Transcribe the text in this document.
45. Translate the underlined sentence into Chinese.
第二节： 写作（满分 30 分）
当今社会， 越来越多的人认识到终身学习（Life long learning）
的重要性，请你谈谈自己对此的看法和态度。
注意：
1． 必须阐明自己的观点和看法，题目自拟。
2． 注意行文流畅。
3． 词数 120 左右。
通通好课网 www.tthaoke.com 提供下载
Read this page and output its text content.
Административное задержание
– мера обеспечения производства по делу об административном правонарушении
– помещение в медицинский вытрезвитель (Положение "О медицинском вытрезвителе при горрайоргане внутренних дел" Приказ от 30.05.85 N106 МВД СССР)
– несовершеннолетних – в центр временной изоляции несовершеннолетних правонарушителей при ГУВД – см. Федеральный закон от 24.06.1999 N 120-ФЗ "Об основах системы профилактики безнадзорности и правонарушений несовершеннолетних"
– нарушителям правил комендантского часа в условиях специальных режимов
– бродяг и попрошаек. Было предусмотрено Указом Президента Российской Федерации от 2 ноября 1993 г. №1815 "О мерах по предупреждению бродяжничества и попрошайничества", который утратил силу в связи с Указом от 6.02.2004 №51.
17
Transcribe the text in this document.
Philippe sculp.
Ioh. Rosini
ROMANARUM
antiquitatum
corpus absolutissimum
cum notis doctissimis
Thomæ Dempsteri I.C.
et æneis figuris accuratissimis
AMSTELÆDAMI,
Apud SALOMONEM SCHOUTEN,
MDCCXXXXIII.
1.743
___
* Short problem *
Repeat all of the records above exactly as they appear.

* Final result *
Transcribe the text in this document.
45. Translate the underlined sentence into Chinese.
第二节： 写作（满分 30 分）
当今社会， 越来越多的人认识到终身学习（Life long learning）
的重要性，请你谈谈自己对此的看法和态度。
注意：
1． 必须阐明自己的观点和看法，题目自拟。
2． 注意行文流畅。
3． 词数 120 左右。
通通好课网 www.tthaoke.com 提供下载
Read this page and output its text content.
Административное задержание
– мера обеспечения производства по делу об административном правонарушении
– помещение в медицинский вытрезвитель (Положение "О медицинском вытрезвителе при горрайоргане внутренних дел" Приказ от 30.05.85 N106 МВД СССР)
– несовершеннолетних – в центр временной изоляции несовершеннолетних правонарушителей при ГУВД – см. Федеральный закон от 24.06.1999 N 120-ФЗ "Об основах системы профилактики безнадзорности и правонарушений несовершеннолетних"
– нарушителям правил комендантского часа в условиях специальных режимов
– бродяг и попрошаек. Было предусмотрено Указом Президента Российской Федерации от 2 ноября 1993 г. №1815 "О мерах по предупреждению бродяжничества и попрошайничества", который утратил силу в связи с Указом от 6.02.2004 №51.
17
Transcribe the text in this document.
Philippe sculp.
Ioh. Rosini
ROMANARUM
antiquitatum
corpus absolutissimum
cum notis doctissimis
Thomæ Dempsteri I.C.
et æneis figuris accuratissimis
AMSTELÆDAMI,
Apud SALOMONEM SCHOUTEN,
MDCCXXXXIII.
1.743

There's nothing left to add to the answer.